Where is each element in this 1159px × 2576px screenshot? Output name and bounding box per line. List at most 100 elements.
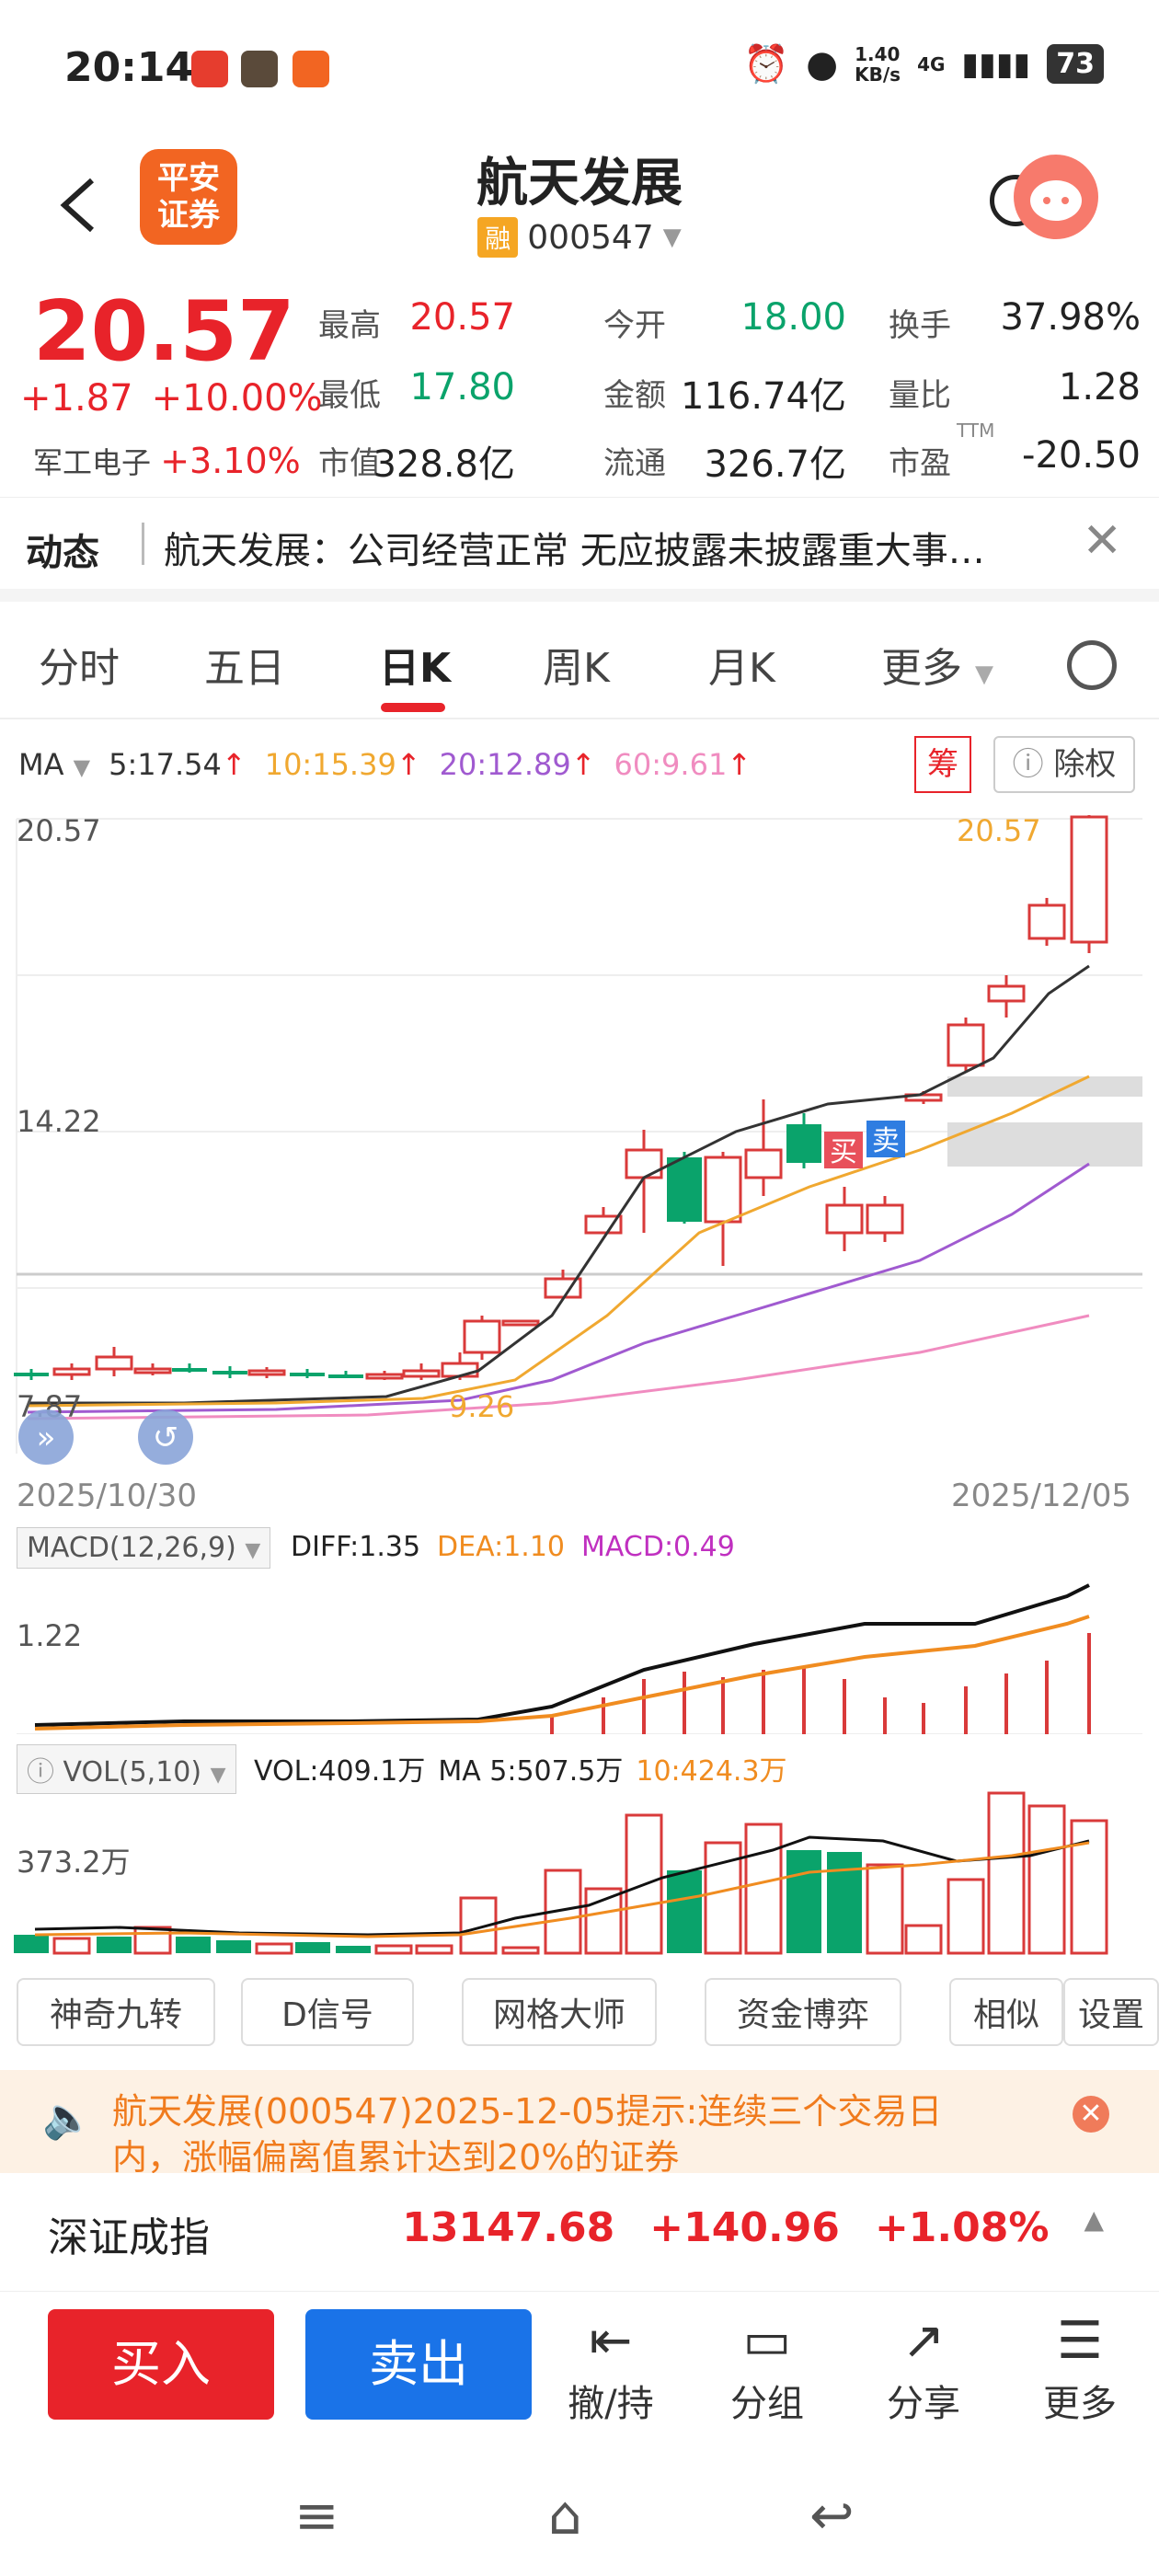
sell-marker[interactable]: 卖 xyxy=(866,1121,905,1157)
tab-intraday[interactable]: 分时 xyxy=(39,645,120,692)
cancel-hold-button[interactable]: ⇤ 撤/持 xyxy=(556,2309,666,2427)
indicator-similar[interactable]: 相似 xyxy=(949,1978,1063,2046)
volume-bars xyxy=(14,1791,1108,1955)
buy-button[interactable]: 买入 xyxy=(48,2309,274,2420)
stat-label: 最低 xyxy=(318,377,381,414)
volume-bar xyxy=(947,1878,985,1955)
candle xyxy=(825,1203,864,1235)
indicator-capital-game[interactable]: 资金博弈 xyxy=(705,1978,901,2046)
candle xyxy=(328,1374,363,1378)
folder-icon: ▭ xyxy=(742,2311,792,2371)
app-notification-icon xyxy=(191,51,228,87)
back-button[interactable] xyxy=(55,173,101,243)
tab-daily-k[interactable]: 日K xyxy=(379,645,452,692)
stock-code-selector[interactable]: 融 000547 ▼ xyxy=(0,217,1159,258)
cancel-hold-label: 撤/持 xyxy=(568,2383,654,2425)
volume-chart[interactable]: 373.2万 xyxy=(0,1789,1159,1955)
tab-monthly-k[interactable]: 月K xyxy=(708,645,775,692)
stat-label: 今开 xyxy=(603,307,666,344)
macd-selector[interactable]: MACD(12,26,9) ▼ xyxy=(17,1527,271,1569)
share-button[interactable]: ↗ 分享 xyxy=(868,2309,979,2427)
menu-nav-icon[interactable]: ≡ xyxy=(294,2484,339,2547)
indicator-magic-nine[interactable]: 神奇九转 xyxy=(17,1978,215,2046)
arrow-up-icon: ↑ xyxy=(221,747,247,782)
expand-left-button[interactable]: » xyxy=(18,1409,74,1465)
broker-logo-text: 平安 证券 xyxy=(157,160,220,234)
indicator-d-signal[interactable]: D信号 xyxy=(241,1978,414,2046)
candle xyxy=(1070,815,1108,944)
tab-five-day[interactable]: 五日 xyxy=(204,645,285,692)
change-percent: +10.00% xyxy=(151,377,323,420)
home-nav-icon[interactable]: ⌂ xyxy=(548,2484,582,2547)
indicator-grid-master[interactable]: 网格大师 xyxy=(462,1978,657,2046)
volume-bar xyxy=(216,1940,251,1953)
arrow-up-icon: ↑ xyxy=(727,747,752,782)
indicator-settings[interactable]: 设置 xyxy=(1063,1978,1159,2046)
stock-code: 000547 xyxy=(527,218,654,257)
candle xyxy=(365,1373,404,1380)
caret-down-icon: ▼ xyxy=(210,1764,226,1787)
stat-label: 市值 xyxy=(318,445,381,482)
candle xyxy=(95,1355,133,1371)
ex-rights-button[interactable]: ⓘ 除权 xyxy=(993,736,1135,793)
ttm-label: TTM xyxy=(957,420,995,442)
macd-values: DIFF:1.35 DEA:1.10 MACD:0.49 xyxy=(291,1531,735,1563)
volume-bar xyxy=(459,1896,498,1955)
margin-badge: 融 xyxy=(477,217,519,258)
volume-bar xyxy=(336,1946,371,1953)
tab-weekly-k[interactable]: 周K xyxy=(543,645,610,692)
candle xyxy=(704,1156,742,1224)
stock-name: 航天发展 xyxy=(476,154,683,213)
stat-value: 37.98% xyxy=(1000,296,1141,339)
index-value: 13147.68 xyxy=(402,2204,615,2251)
stat-value: 18.00 xyxy=(740,296,846,339)
notice-text: 航天发展(000547)2025-12-05提示:连续三个交易日内，涨幅偏离值累… xyxy=(112,2091,943,2173)
candle xyxy=(402,1369,441,1378)
macd-chart[interactable]: 1.22 xyxy=(0,1569,1159,1734)
market-index-bar[interactable]: 深证成指 13147.68 +140.96 +1.08% ▲ xyxy=(0,2173,1159,2292)
chip-distribution-button[interactable]: 筹 xyxy=(914,736,971,793)
close-icon[interactable]: ✕ xyxy=(1082,513,1122,569)
group-button[interactable]: ▭ 分组 xyxy=(712,2309,822,2427)
reset-view-button[interactable]: ↺ xyxy=(138,1409,193,1465)
volume-bar xyxy=(866,1863,904,1955)
sector-percent: +3.10% xyxy=(160,441,301,481)
ma60-text: 60:9.61 xyxy=(614,747,728,782)
stat-value: 1.28 xyxy=(1058,366,1141,408)
volume-bar xyxy=(1070,1819,1108,1955)
vol-label: VOL(5,10) xyxy=(63,1756,202,1788)
arrow-up-icon: ↑ xyxy=(570,747,596,782)
vol-selector[interactable]: ⓘ VOL(5,10) ▼ xyxy=(17,1744,236,1794)
sector-info[interactable]: 军工电子 +3.10% xyxy=(33,440,301,482)
sector-name: 军工电子 xyxy=(33,445,152,480)
volume-bar xyxy=(786,1850,821,1953)
app-notification-icon xyxy=(293,51,329,87)
back-nav-icon[interactable]: ↩ xyxy=(809,2484,855,2547)
kline-chart[interactable]: 20.57 14.22 7.87 20.57 9.26 买 卖 » ↺ 2025… xyxy=(0,800,1159,1481)
candle xyxy=(947,1023,985,1067)
more-button[interactable]: ☰ 更多 xyxy=(1025,2309,1135,2427)
news-headline[interactable]: 航天发展：公司经营正常 无应披露未披露重大事… xyxy=(164,530,985,572)
close-icon[interactable]: ✕ xyxy=(1073,2096,1109,2133)
buy-marker[interactable]: 买 xyxy=(824,1132,863,1168)
gear-icon[interactable] xyxy=(1067,640,1117,690)
candle xyxy=(52,1367,91,1376)
ma-selector[interactable]: MA ▼ xyxy=(18,747,90,782)
stat-label: 金额 xyxy=(603,377,666,414)
ma-line xyxy=(27,1314,1090,1420)
news-bar[interactable]: 动态 航天发展：公司经营正常 无应披露未披露重大事… ✕ xyxy=(0,497,1159,602)
caret-down-icon: ▼ xyxy=(73,754,91,780)
stat-label: 流通 xyxy=(603,445,666,482)
candle xyxy=(212,1371,247,1374)
sell-button[interactable]: 卖出 xyxy=(305,2309,532,2420)
index-percent: +1.08% xyxy=(874,2204,1050,2251)
volume-bar xyxy=(987,1791,1026,1955)
candle xyxy=(667,1157,702,1222)
vol-ma10-line xyxy=(34,1841,1090,1938)
info-icon: ⓘ xyxy=(27,1756,54,1788)
tab-more[interactable]: 更多 ▼ xyxy=(881,635,993,694)
assistant-avatar-button[interactable] xyxy=(1014,155,1098,239)
caret-up-icon[interactable]: ▲ xyxy=(1084,2204,1104,2235)
vol-ma5: MA 5:507.5万 xyxy=(438,1755,624,1788)
risk-notice[interactable]: 🔈 航天发展(000547)2025-12-05提示:连续三个交易日内，涨幅偏离… xyxy=(0,2070,1159,2173)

_ _ _ _ _ _ _

**Work to complete**.
Reproduce the listing above word for word, omitting the picture.

**Solution below**.
Where is each element in this 1159px × 2576px screenshot? Output name and bounding box per line. List at most 100 elements.
sell-marker[interactable]: 卖 xyxy=(866,1121,905,1157)
tab-intraday[interactable]: 分时 xyxy=(39,645,120,692)
cancel-hold-button[interactable]: ⇤ 撤/持 xyxy=(556,2309,666,2427)
indicator-similar[interactable]: 相似 xyxy=(949,1978,1063,2046)
volume-bars xyxy=(14,1791,1108,1955)
buy-button[interactable]: 买入 xyxy=(48,2309,274,2420)
stat-label: 最低 xyxy=(318,377,381,414)
volume-bar xyxy=(947,1878,985,1955)
candle xyxy=(825,1203,864,1235)
indicator-capital-game[interactable]: 资金博弈 xyxy=(705,1978,901,2046)
candle xyxy=(328,1374,363,1378)
folder-icon: ▭ xyxy=(742,2311,792,2371)
app-notification-icon xyxy=(191,51,228,87)
back-button[interactable] xyxy=(55,173,101,243)
tab-daily-k[interactable]: 日K xyxy=(379,645,452,692)
stock-code-selector[interactable]: 融 000547 ▼ xyxy=(0,217,1159,258)
cancel-hold-label: 撤/持 xyxy=(568,2383,654,2425)
volume-chart[interactable]: 373.2万 xyxy=(0,1789,1159,1955)
tab-monthly-k[interactable]: 月K xyxy=(708,645,775,692)
stat-label: 今开 xyxy=(603,307,666,344)
macd-selector[interactable]: MACD(12,26,9) ▼ xyxy=(17,1527,271,1569)
share-button[interactable]: ↗ 分享 xyxy=(868,2309,979,2427)
menu-nav-icon[interactable]: ≡ xyxy=(294,2484,339,2547)
indicator-magic-nine[interactable]: 神奇九转 xyxy=(17,1978,215,2046)
arrow-up-icon: ↑ xyxy=(221,747,247,782)
expand-left-button[interactable]: » xyxy=(18,1409,74,1465)
broker-logo-text: 平安 证券 xyxy=(157,160,220,234)
indicator-d-signal[interactable]: D信号 xyxy=(241,1978,414,2046)
candle xyxy=(1070,815,1108,944)
tab-five-day[interactable]: 五日 xyxy=(204,645,285,692)
change-percent: +10.00% xyxy=(151,377,323,420)
home-nav-icon[interactable]: ⌂ xyxy=(548,2484,582,2547)
indicator-grid-master[interactable]: 网格大师 xyxy=(462,1978,657,2046)
volume-bar xyxy=(216,1940,251,1953)
arrow-up-icon: ↑ xyxy=(727,747,752,782)
indicator-settings[interactable]: 设置 xyxy=(1063,1978,1159,2046)
stock-code: 000547 xyxy=(527,218,654,257)
candle xyxy=(365,1373,404,1380)
caret-down-icon: ▼ xyxy=(210,1764,226,1787)
stat-label: 市值 xyxy=(318,445,381,482)
candle xyxy=(95,1355,133,1371)
ex-rights-button[interactable]: ⓘ 除权 xyxy=(993,736,1135,793)
ttm-label: TTM xyxy=(957,420,995,442)
macd-values: DIFF:1.35 DEA:1.10 MACD:0.49 xyxy=(291,1531,735,1563)
volume-bar xyxy=(459,1896,498,1955)
margin-badge: 融 xyxy=(477,217,519,258)
volume-bar xyxy=(336,1946,371,1953)
tab-weekly-k[interactable]: 周K xyxy=(543,645,610,692)
candle xyxy=(704,1156,742,1224)
stock-name: 航天发展 xyxy=(476,154,683,213)
stat-value: 37.98% xyxy=(1000,296,1141,339)
index-value: 13147.68 xyxy=(402,2204,615,2251)
stat-value: 18.00 xyxy=(740,296,846,339)
notice-text: 航天发展(000547)2025-12-05提示:连续三个交易日内，涨幅偏离值累… xyxy=(112,2091,943,2173)
candle xyxy=(402,1369,441,1378)
macd-chart[interactable]: 1.22 xyxy=(0,1569,1159,1734)
market-index-bar[interactable]: 深证成指 13147.68 +140.96 +1.08% ▲ xyxy=(0,2173,1159,2292)
chip-distribution-button[interactable]: 筹 xyxy=(914,736,971,793)
close-icon[interactable]: ✕ xyxy=(1082,513,1122,569)
group-button[interactable]: ▭ 分组 xyxy=(712,2309,822,2427)
reset-view-button[interactable]: ↺ xyxy=(138,1409,193,1465)
volume-bar xyxy=(866,1863,904,1955)
sector-percent: +3.10% xyxy=(160,441,301,481)
ma60-text: 60:9.61 xyxy=(614,747,728,782)
stat-value: 1.28 xyxy=(1058,366,1141,408)
volume-bar xyxy=(1070,1819,1108,1955)
vol-label: VOL(5,10) xyxy=(63,1756,202,1788)
arrow-up-icon: ↑ xyxy=(570,747,596,782)
vol-selector[interactable]: ⓘ VOL(5,10) ▼ xyxy=(17,1744,236,1794)
sector-info[interactable]: 军工电子 +3.10% xyxy=(33,440,301,482)
sector-name: 军工电子 xyxy=(33,445,152,480)
volume-bar xyxy=(786,1850,821,1953)
app-notification-icon xyxy=(293,51,329,87)
back-nav-icon[interactable]: ↩ xyxy=(809,2484,855,2547)
kline-chart[interactable]: 20.57 14.22 7.87 20.57 9.26 买 卖 » ↺ 2025… xyxy=(0,800,1159,1481)
candle xyxy=(947,1023,985,1067)
more-button[interactable]: ☰ 更多 xyxy=(1025,2309,1135,2427)
news-headline[interactable]: 航天发展：公司经营正常 无应披露未披露重大事… xyxy=(164,530,985,572)
close-icon[interactable]: ✕ xyxy=(1073,2096,1109,2133)
buy-marker[interactable]: 买 xyxy=(824,1132,863,1168)
gear-icon[interactable] xyxy=(1067,640,1117,690)
candle xyxy=(52,1367,91,1376)
ma-selector[interactable]: MA ▼ xyxy=(18,747,90,782)
stat-label: 金额 xyxy=(603,377,666,414)
ma-line xyxy=(27,1314,1090,1420)
news-bar[interactable]: 动态 航天发展：公司经营正常 无应披露未披露重大事… ✕ xyxy=(0,497,1159,602)
caret-down-icon: ▼ xyxy=(73,754,91,780)
stat-label: 流通 xyxy=(603,445,666,482)
candle xyxy=(212,1371,247,1374)
sell-button[interactable]: 卖出 xyxy=(305,2309,532,2420)
index-percent: +1.08% xyxy=(874,2204,1050,2251)
volume-bar xyxy=(987,1791,1026,1955)
candle xyxy=(667,1157,702,1222)
vol-ma10-line xyxy=(34,1841,1090,1938)
info-icon: ⓘ xyxy=(27,1756,54,1788)
tab-more[interactable]: 更多 ▼ xyxy=(881,635,993,694)
assistant-avatar-button[interactable] xyxy=(1014,155,1098,239)
caret-up-icon[interactable]: ▲ xyxy=(1084,2204,1104,2235)
vol-ma5: MA 5:507.5万 xyxy=(438,1755,624,1788)
risk-notice[interactable]: 🔈 航天发展(000547)2025-12-05提示:连续三个交易日内，涨幅偏离… xyxy=(0,2070,1159,2173)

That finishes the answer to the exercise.